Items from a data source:
━━━━━━━━━━━━━━━━━━━━━━━━━━━━━━
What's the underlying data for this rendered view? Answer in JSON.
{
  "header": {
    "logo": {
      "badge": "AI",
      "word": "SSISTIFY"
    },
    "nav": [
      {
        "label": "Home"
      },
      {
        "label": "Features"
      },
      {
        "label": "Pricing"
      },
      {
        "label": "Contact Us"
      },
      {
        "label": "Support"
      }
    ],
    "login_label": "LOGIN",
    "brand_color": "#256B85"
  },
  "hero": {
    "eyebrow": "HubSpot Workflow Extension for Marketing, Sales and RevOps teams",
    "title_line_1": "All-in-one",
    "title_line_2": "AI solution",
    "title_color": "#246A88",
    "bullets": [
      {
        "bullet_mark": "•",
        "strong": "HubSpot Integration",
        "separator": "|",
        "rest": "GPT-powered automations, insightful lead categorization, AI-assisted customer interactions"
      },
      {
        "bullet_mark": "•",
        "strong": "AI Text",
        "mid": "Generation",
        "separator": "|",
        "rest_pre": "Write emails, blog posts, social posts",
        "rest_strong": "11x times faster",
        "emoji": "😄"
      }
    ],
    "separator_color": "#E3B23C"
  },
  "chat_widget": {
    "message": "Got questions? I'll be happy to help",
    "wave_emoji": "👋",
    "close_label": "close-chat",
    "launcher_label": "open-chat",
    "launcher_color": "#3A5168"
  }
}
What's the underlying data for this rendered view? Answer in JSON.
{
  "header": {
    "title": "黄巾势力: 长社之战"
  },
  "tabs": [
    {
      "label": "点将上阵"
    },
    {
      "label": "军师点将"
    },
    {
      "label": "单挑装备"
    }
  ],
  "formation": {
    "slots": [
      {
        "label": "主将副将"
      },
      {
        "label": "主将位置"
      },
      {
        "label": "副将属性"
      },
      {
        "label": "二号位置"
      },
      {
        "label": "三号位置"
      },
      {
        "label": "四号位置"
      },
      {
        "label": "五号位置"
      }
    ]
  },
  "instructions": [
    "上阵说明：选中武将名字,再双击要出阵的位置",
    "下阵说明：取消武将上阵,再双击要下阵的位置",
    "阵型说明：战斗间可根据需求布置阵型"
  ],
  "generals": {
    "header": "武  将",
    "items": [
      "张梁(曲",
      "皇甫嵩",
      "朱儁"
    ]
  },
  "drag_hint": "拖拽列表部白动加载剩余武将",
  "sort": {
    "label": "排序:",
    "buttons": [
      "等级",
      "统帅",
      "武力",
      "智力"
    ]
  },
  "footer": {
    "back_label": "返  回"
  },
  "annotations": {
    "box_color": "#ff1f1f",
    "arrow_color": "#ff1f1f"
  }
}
━━━━━━━━━━━━━━━━━━━━━━━━━━━━━━
Output all of the data again, exactly.

Worked answer ->
What's the underlying data for this rendered view? Answer in JSON.
{
  "header": {
    "logo": {
      "badge": "AI",
      "word": "SSISTIFY"
    },
    "nav": [
      {
        "label": "Home"
      },
      {
        "label": "Features"
      },
      {
        "label": "Pricing"
      },
      {
        "label": "Contact Us"
      },
      {
        "label": "Support"
      }
    ],
    "login_label": "LOGIN",
    "brand_color": "#256B85"
  },
  "hero": {
    "eyebrow": "HubSpot Workflow Extension for Marketing, Sales and RevOps teams",
    "title_line_1": "All-in-one",
    "title_line_2": "AI solution",
    "title_color": "#246A88",
    "bullets": [
      {
        "bullet_mark": "•",
        "strong": "HubSpot Integration",
        "separator": "|",
        "rest": "GPT-powered automations, insightful lead categorization, AI-assisted customer interactions"
      },
      {
        "bullet_mark": "•",
        "strong": "AI Text",
        "mid": "Generation",
        "separator": "|",
        "rest_pre": "Write emails, blog posts, social posts",
        "rest_strong": "11x times faster",
        "emoji": "😄"
      }
    ],
    "separator_color": "#E3B23C"
  },
  "chat_widget": {
    "message": "Got questions? I'll be happy to help",
    "wave_emoji": "👋",
    "close_label": "close-chat",
    "launcher_label": "open-chat",
    "launcher_color": "#3A5168"
  }
}
What's the underlying data for this rendered view? Answer in JSON.
{
  "header": {
    "title": "黄巾势力: 长社之战"
  },
  "tabs": [
    {
      "label": "点将上阵"
    },
    {
      "label": "军师点将"
    },
    {
      "label": "单挑装备"
    }
  ],
  "formation": {
    "slots": [
      {
        "label": "主将副将"
      },
      {
        "label": "主将位置"
      },
      {
        "label": "副将属性"
      },
      {
        "label": "二号位置"
      },
      {
        "label": "三号位置"
      },
      {
        "label": "四号位置"
      },
      {
        "label": "五号位置"
      }
    ]
  },
  "instructions": [
    "上阵说明：选中武将名字,再双击要出阵的位置",
    "下阵说明：取消武将上阵,再双击要下阵的位置",
    "阵型说明：战斗间可根据需求布置阵型"
  ],
  "generals": {
    "header": "武  将",
    "items": [
      "张梁(曲",
      "皇甫嵩",
      "朱儁"
    ]
  },
  "drag_hint": "拖拽列表部白动加载剩余武将",
  "sort": {
    "label": "排序:",
    "buttons": [
      "等级",
      "统帅",
      "武力",
      "智力"
    ]
  },
  "footer": {
    "back_label": "返  回"
  },
  "annotations": {
    "box_color": "#ff1f1f",
    "arrow_color": "#ff1f1f"
  }
}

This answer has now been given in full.